WHAT YOU NEED TO DO> In the material below, identify each line bearing the word "through". Reproduce those lines.

Collection entries:
<<<<

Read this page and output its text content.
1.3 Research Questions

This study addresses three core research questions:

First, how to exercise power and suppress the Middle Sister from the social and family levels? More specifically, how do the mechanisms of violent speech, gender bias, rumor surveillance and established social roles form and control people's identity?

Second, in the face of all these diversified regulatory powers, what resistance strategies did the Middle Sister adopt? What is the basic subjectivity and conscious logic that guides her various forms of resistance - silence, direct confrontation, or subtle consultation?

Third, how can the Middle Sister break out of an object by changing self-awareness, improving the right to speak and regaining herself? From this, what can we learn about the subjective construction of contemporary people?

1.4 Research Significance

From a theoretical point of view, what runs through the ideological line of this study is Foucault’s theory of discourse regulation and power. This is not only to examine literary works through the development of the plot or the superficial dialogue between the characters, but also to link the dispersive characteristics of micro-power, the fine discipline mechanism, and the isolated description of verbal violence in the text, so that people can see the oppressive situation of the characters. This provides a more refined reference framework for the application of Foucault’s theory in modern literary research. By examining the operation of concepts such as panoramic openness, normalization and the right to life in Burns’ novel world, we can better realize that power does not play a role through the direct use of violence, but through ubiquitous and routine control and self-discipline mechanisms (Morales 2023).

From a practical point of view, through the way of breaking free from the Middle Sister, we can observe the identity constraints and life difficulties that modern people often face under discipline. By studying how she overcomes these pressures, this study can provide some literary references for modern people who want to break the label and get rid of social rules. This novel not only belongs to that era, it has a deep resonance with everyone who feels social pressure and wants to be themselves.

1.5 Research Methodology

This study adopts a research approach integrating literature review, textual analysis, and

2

>>>>

TASK OUTPUT>
From a theoretical point of view, what runs through the ideological line of this study is Foucault’s theory of discourse regulation and power. This is not only to examine literary works through the development of the plot or the superficial dialogue between the characters, but also to link the dispersive characteristics of micro-power, the fine discipline mechanism, and the isolated description of verbal violence in the text, so that people can see the oppressive situation of the characters. This provides a more refined reference framework for the application of Foucault’s theory in modern literary research. By examining the operation of concepts such as panoramic openness, normalization and the right to life in Burns’ novel world, we can better realize that power does not play a role through the direct use of violence, but through ubiquitous and routine control and self-discipline mechanisms (Morales 2023).
From a practical point of view, through the way of breaking free from the Middle Sister, we can observe the identity constraints and life difficulties that modern people often face under discipline. By studying how she overcomes these pressures, this study can provide some literary references for modern people who want to break the label and get rid of social rules. This novel not only belongs to that era, it has a deep resonance with everyone who feels social pressure and wants to be themselves.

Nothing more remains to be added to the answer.